*Exercise goal*: Reproduce the data that follows in its entirety, character for character.

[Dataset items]
....

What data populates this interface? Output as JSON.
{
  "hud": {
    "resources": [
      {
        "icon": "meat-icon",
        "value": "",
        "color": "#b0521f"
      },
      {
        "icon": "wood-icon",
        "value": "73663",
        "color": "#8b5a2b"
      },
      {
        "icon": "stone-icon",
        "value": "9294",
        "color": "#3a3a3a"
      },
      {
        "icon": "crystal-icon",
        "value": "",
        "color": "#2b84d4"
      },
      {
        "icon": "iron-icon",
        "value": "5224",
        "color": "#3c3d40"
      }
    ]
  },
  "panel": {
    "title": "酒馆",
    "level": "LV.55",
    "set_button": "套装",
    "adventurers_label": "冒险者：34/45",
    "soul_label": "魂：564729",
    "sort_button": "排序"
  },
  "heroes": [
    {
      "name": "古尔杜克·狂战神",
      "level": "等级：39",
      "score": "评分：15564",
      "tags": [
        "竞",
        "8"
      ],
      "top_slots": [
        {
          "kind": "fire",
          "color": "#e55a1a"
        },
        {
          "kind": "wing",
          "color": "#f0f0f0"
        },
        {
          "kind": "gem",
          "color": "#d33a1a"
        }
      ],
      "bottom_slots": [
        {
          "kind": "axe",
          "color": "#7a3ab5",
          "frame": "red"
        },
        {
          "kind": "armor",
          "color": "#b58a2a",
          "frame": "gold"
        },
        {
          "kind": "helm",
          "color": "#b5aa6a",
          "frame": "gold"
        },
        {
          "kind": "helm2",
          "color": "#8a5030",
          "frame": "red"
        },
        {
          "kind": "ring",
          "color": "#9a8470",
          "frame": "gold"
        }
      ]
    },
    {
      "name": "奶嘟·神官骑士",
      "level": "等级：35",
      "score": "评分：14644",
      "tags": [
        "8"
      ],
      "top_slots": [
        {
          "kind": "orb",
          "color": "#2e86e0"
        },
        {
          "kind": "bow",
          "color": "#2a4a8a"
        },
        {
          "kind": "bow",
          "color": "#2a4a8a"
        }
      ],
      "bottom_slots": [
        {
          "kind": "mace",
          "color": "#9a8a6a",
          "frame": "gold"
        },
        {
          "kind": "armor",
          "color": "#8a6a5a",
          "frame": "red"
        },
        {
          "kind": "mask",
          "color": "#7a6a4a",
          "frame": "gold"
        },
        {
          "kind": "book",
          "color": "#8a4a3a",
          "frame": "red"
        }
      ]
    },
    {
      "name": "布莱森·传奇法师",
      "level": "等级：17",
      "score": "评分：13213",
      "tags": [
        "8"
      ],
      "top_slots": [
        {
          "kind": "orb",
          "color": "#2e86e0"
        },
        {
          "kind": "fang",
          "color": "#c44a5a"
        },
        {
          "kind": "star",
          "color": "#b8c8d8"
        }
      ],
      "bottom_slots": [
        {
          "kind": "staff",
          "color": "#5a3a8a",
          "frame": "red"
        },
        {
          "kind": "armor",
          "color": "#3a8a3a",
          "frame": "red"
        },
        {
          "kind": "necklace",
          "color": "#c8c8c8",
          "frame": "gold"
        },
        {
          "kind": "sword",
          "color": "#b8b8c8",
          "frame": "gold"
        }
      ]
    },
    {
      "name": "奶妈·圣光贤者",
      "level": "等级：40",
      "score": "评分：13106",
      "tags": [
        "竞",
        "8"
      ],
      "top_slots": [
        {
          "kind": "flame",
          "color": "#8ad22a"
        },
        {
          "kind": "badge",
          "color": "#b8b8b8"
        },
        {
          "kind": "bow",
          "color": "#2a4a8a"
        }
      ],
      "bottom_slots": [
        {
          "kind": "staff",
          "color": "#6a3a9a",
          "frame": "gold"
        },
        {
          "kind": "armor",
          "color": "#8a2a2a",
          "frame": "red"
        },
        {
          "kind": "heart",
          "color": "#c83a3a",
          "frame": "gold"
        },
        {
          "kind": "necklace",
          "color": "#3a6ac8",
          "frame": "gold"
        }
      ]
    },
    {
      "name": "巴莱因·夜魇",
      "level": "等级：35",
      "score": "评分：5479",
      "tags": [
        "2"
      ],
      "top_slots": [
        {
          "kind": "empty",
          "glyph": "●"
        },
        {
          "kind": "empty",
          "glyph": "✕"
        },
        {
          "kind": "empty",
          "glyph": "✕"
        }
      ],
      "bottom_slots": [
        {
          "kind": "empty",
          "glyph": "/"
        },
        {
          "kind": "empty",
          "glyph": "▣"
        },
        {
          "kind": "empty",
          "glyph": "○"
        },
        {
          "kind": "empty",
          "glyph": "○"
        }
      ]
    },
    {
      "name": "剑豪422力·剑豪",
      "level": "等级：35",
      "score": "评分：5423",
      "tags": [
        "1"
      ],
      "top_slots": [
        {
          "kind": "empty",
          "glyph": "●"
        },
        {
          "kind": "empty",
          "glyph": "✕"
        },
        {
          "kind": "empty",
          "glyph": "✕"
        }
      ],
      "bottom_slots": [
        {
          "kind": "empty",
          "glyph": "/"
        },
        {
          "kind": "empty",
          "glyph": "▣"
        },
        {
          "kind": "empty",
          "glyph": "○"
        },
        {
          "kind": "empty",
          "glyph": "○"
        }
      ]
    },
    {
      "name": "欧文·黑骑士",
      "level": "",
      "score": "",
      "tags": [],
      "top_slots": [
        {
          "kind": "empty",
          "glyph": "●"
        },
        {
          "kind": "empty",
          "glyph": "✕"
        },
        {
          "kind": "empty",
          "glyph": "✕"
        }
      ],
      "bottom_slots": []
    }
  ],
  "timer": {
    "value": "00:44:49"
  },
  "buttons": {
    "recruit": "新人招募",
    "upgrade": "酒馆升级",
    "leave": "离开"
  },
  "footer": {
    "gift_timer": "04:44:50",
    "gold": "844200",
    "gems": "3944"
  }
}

....

*Solved problem*:
What data populates this interface? Output as JSON.
{
  "hud": {
    "resources": [
      {
        "icon": "meat-icon",
        "value": "",
        "color": "#b0521f"
      },
      {
        "icon": "wood-icon",
        "value": "73663",
        "color": "#8b5a2b"
      },
      {
        "icon": "stone-icon",
        "value": "9294",
        "color": "#3a3a3a"
      },
      {
        "icon": "crystal-icon",
        "value": "",
        "color": "#2b84d4"
      },
      {
        "icon": "iron-icon",
        "value": "5224",
        "color": "#3c3d40"
      }
    ]
  },
  "panel": {
    "title": "酒馆",
    "level": "LV.55",
    "set_button": "套装",
    "adventurers_label": "冒险者：34/45",
    "soul_label": "魂：564729",
    "sort_button": "排序"
  },
  "heroes": [
    {
      "name": "古尔杜克·狂战神",
      "level": "等级：39",
      "score": "评分：15564",
      "tags": [
        "竞",
        "8"
      ],
      "top_slots": [
        {
          "kind": "fire",
          "color": "#e55a1a"
        },
        {
          "kind": "wing",
          "color": "#f0f0f0"
        },
        {
          "kind": "gem",
          "color": "#d33a1a"
        }
      ],
      "bottom_slots": [
        {
          "kind": "axe",
          "color": "#7a3ab5",
          "frame": "red"
        },
        {
          "kind": "armor",
          "color": "#b58a2a",
          "frame": "gold"
        },
        {
          "kind": "helm",
          "color": "#b5aa6a",
          "frame": "gold"
        },
        {
          "kind": "helm2",
          "color": "#8a5030",
          "frame": "red"
        },
        {
          "kind": "ring",
          "color": "#9a8470",
          "frame": "gold"
        }
      ]
    },
    {
      "name": "奶嘟·神官骑士",
      "level": "等级：35",
      "score": "评分：14644",
      "tags": [
        "8"
      ],
      "top_slots": [
        {
          "kind": "orb",
          "color": "#2e86e0"
        },
        {
          "kind": "bow",
          "color": "#2a4a8a"
        },
        {
          "kind": "bow",
          "color": "#2a4a8a"
        }
      ],
      "bottom_slots": [
        {
          "kind": "mace",
          "color": "#9a8a6a",
          "frame": "gold"
        },
        {
          "kind": "armor",
          "color": "#8a6a5a",
          "frame": "red"
        },
        {
          "kind": "mask",
          "color": "#7a6a4a",
          "frame": "gold"
        },
        {
          "kind": "book",
          "color": "#8a4a3a",
          "frame": "red"
        }
      ]
    },
    {
      "name": "布莱森·传奇法师",
      "level": "等级：17",
      "score": "评分：13213",
      "tags": [
        "8"
      ],
      "top_slots": [
        {
          "kind": "orb",
          "color": "#2e86e0"
        },
        {
          "kind": "fang",
          "color": "#c44a5a"
        },
        {
          "kind": "star",
          "color": "#b8c8d8"
        }
      ],
      "bottom_slots": [
        {
          "kind": "staff",
          "color": "#5a3a8a",
          "frame": "red"
        },
        {
          "kind": "armor",
          "color": "#3a8a3a",
          "frame": "red"
        },
        {
          "kind": "necklace",
          "color": "#c8c8c8",
          "frame": "gold"
        },
        {
          "kind": "sword",
          "color": "#b8b8c8",
          "frame": "gold"
        }
      ]
    },
    {
      "name": "奶妈·圣光贤者",
      "level": "等级：40",
      "score": "评分：13106",
      "tags": [
        "竞",
        "8"
      ],
      "top_slots": [
        {
          "kind": "flame",
          "color": "#8ad22a"
        },
        {
          "kind": "badge",
          "color": "#b8b8b8"
        },
        {
          "kind": "bow",
          "color": "#2a4a8a"
        }
      ],
      "bottom_slots": [
        {
          "kind": "staff",
          "color": "#6a3a9a",
          "frame": "gold"
        },
        {
          "kind": "armor",
          "color": "#8a2a2a",
          "frame": "red"
        },
        {
          "kind": "heart",
          "color": "#c83a3a",
          "frame": "gold"
        },
        {
          "kind": "necklace",
          "color": "#3a6ac8",
          "frame": "gold"
        }
      ]
    },
    {
      "name": "巴莱因·夜魇",
      "level": "等级：35",
      "score": "评分：5479",
      "tags": [
        "2"
      ],
      "top_slots": [
        {
          "kind": "empty",
          "glyph": "●"
        },
        {
          "kind": "empty",
          "glyph": "✕"
        },
        {
          "kind": "empty",
          "glyph": "✕"
        }
      ],
      "bottom_slots": [
        {
          "kind": "empty",
          "glyph": "/"
        },
        {
          "kind": "empty",
          "glyph": "▣"
        },
        {
          "kind": "empty",
          "glyph": "○"
        },
        {
          "kind": "empty",
          "glyph": "○"
        }
      ]
    },
    {
      "name": "剑豪422力·剑豪",
      "level": "等级：35",
      "score": "评分：5423",
      "tags": [
        "1"
      ],
      "top_slots": [
        {
          "kind": "empty",
          "glyph": "●"
        },
        {
          "kind": "empty",
          "glyph": "✕"
        },
        {
          "kind": "empty",
          "glyph": "✕"
        }
      ],
      "bottom_slots": [
        {
          "kind": "empty",
          "glyph": "/"
        },
        {
          "kind": "empty",
          "glyph": "▣"
        },
        {
          "kind": "empty",
          "glyph": "○"
        },
        {
          "kind": "empty",
          "glyph": "○"
        }
      ]
    },
    {
      "name": "欧文·黑骑士",
      "level": "",
      "score": "",
      "tags": [],
      "top_slots": [
        {
          "kind": "empty",
          "glyph": "●"
        },
        {
          "kind": "empty",
          "glyph": "✕"
        },
        {
          "kind": "empty",
          "glyph": "✕"
        }
      ],
      "bottom_slots": []
    }
  ],
  "timer": {
    "value": "00:44:49"
  },
  "buttons": {
    "recruit": "新人招募",
    "upgrade": "酒馆升级",
    "leave": "离开"
  },
  "footer": {
    "gift_timer": "04:44:50",
    "gold": "844200",
    "gems": "3944"
  }
}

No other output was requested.